*** Given passage
Jose Leon Romero, AKA Joe L. Romero, AKA Buddy Romero
75-1360.
Court of Appeals for the Tenth Circuit.
May 11, 1976.
535 F.2d 618
Cited by 23 opinions  |  Published

535 F.2d 618

Jose Leon ROMERO, aka Joe L. Romero, aka Buddy Romero, et
al., Bankrupts.
Norman ALLEN and Herbert Ashcroft, Plaintiffs-Appellees,
v.
Jose Leon ROMERO, aka Joe L. Romero, aka Buddy Romero, et
al., Defendants-Appellants.

No. 75-1360.

United States Court of Appeals,
Tenth Circuit.

Argued and Submitted Feb. 23, 1976.
Decided May 11, 1976.

William S. Dixon, of Rodey, Dickason, Sloan, Akin & Robb, P. A., Albuquerque, N. M., for plaintiffs-appellees.

Charles G. Berry, of Marchiondo & Berry, P. A., Albuquerque, N. M., for defendants-appellants.

Before SETH, BARRETT and DOYLE, Circuit Judges.

BARRETT, Circuit Judge.

[*~618]1

Jose Leon Romero (Romero),[1] and DeLeon Construction Company, Inc., (DeLeon), appeal from an order of the District Court dismissing an appeal from a judgment of $54,708.30 entered against them by the Bankruptcy Court, which found that this judgment, in favor of Allen, is a nondischargeable debt under § 17(a)(2), (4) of the Bankruptcy Act, 11 U.S.C.A. § 35.
******
*** Supplied data
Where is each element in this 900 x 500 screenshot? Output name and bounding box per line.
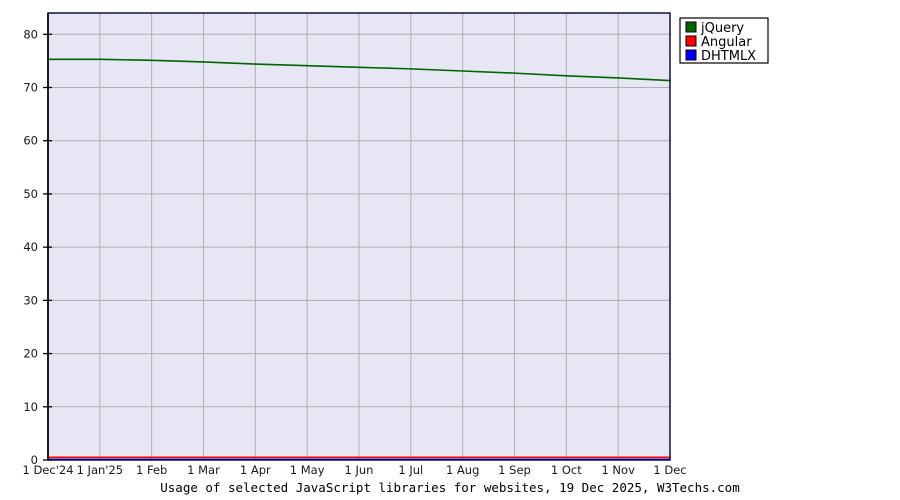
******
▶ [Directions for this task]:
Write the next part of the Tenth Circuit bankruptcy opinion, picking up after its last sentence.

▶ [Exercise output]:
2

Romero, on behalf of DeLeon, contracted with Norman Allen and Ashcroft Realty (Allen) on October 20, 1972, for the construction of three four-plexes. Romero agreed to build the units for $39,900 each. The buildings were to be completed within 120 days of notification from Allen to begin construction. Additional terms provided that Romero was to pay "2 construction points and interest on the construction loan including but not limited to permits, insurance, etc., any additional points charged for construction delays will also be paid by Contractor", and that "In the event that Norman Allen or Ashcroft Realty has claims made against them for failure to deliver these buildings according to agreements made with purchasers Buddy Romero and DeLeon Construction will hold Norman Allen and Ashcroft Realty free and clear and will assume all legal and other costs so as to correct the situation". (R., Vol. II, at 168).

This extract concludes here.